[Start SOURCE DATA]

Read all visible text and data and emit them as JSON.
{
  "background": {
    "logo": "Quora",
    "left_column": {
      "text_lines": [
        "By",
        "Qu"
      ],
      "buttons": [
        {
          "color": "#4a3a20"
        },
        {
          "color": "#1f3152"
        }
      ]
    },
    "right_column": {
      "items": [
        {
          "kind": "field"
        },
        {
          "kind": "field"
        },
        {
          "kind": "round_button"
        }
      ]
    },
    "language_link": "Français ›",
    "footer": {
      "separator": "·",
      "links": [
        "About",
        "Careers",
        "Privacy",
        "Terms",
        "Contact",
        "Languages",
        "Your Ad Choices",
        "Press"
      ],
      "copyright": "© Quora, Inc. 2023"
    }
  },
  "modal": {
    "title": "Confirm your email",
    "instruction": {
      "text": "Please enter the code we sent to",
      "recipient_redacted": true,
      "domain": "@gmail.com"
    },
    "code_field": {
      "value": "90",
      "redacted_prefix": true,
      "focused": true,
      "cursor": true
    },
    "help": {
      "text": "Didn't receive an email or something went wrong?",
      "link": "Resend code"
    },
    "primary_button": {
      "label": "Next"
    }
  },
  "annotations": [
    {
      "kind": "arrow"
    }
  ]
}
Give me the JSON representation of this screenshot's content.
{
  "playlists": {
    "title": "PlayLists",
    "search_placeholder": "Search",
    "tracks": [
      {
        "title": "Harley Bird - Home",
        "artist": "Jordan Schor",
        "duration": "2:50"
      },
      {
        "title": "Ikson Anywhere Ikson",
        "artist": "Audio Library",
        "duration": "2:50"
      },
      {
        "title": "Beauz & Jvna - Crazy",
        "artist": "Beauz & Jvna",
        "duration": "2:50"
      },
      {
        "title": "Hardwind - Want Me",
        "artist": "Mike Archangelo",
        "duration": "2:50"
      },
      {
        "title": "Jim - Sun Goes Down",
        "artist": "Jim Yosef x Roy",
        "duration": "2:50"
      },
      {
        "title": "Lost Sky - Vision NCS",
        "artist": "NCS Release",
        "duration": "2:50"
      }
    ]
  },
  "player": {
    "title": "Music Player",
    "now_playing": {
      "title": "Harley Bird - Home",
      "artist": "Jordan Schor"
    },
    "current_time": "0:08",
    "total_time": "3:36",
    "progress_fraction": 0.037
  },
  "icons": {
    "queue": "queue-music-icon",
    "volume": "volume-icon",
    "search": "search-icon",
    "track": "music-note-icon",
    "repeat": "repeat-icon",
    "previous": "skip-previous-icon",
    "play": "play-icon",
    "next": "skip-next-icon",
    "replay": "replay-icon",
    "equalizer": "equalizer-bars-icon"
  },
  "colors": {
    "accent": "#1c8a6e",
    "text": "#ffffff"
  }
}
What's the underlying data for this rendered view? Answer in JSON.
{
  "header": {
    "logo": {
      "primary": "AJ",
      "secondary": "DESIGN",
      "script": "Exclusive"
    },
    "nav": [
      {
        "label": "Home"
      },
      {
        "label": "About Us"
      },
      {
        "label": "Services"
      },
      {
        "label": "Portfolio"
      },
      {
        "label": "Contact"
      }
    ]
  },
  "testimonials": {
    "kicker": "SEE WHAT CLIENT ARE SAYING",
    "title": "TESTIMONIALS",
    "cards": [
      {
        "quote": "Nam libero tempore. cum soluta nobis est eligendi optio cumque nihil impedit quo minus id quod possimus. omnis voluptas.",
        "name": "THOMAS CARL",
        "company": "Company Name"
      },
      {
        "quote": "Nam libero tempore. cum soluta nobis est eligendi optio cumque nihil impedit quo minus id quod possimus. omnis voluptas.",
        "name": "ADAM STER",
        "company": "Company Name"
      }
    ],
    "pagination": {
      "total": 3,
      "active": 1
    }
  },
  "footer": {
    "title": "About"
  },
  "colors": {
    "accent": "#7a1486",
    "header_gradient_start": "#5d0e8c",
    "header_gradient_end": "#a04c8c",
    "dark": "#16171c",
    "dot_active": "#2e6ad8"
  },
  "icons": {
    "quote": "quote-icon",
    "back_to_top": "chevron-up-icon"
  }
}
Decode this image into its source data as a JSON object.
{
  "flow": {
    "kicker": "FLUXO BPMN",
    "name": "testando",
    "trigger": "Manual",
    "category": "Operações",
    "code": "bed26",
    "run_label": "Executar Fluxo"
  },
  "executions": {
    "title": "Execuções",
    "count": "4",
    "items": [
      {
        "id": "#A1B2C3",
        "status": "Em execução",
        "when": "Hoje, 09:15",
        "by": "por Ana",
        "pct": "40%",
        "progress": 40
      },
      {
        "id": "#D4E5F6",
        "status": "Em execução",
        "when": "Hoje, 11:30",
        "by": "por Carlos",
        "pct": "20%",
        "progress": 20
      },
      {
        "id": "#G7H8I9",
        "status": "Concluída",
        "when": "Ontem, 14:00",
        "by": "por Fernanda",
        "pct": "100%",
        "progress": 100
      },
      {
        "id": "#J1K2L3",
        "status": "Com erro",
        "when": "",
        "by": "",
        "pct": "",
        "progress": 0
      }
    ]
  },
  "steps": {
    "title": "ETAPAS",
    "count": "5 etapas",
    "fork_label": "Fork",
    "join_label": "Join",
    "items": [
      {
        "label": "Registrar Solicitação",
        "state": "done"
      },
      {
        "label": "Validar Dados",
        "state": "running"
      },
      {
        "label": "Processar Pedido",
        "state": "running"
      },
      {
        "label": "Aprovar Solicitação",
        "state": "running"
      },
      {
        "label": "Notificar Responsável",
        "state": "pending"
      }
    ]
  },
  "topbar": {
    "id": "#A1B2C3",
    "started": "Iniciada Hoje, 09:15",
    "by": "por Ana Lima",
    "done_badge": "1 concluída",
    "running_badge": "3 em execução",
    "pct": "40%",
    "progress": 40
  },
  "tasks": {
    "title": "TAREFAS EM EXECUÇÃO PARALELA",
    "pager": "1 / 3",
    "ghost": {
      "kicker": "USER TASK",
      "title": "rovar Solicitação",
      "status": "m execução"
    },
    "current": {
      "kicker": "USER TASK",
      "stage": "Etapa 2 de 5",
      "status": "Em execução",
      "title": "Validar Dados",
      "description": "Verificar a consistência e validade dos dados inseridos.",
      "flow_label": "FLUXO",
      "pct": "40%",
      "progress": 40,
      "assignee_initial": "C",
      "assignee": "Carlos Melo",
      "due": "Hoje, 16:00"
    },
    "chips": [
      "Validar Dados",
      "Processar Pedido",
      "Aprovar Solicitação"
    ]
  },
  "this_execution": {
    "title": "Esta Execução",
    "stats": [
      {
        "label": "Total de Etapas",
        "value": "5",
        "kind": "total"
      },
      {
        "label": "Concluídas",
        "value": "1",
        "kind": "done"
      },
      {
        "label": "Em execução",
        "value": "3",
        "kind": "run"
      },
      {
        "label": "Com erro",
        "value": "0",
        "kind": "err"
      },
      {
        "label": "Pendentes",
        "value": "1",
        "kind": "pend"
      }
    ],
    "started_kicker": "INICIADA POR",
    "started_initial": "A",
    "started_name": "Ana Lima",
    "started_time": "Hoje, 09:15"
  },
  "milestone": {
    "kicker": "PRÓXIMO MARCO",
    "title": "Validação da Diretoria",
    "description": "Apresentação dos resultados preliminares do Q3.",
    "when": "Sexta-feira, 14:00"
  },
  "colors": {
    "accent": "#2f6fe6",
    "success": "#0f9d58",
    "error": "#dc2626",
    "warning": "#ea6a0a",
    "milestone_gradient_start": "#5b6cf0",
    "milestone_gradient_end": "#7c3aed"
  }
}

[End SOURCE DATA]

■ **GOAL**:
Work out how many lines above have the string "Beauz" in them, and give only the number.

■ **COMPLETE ANSWER**:
2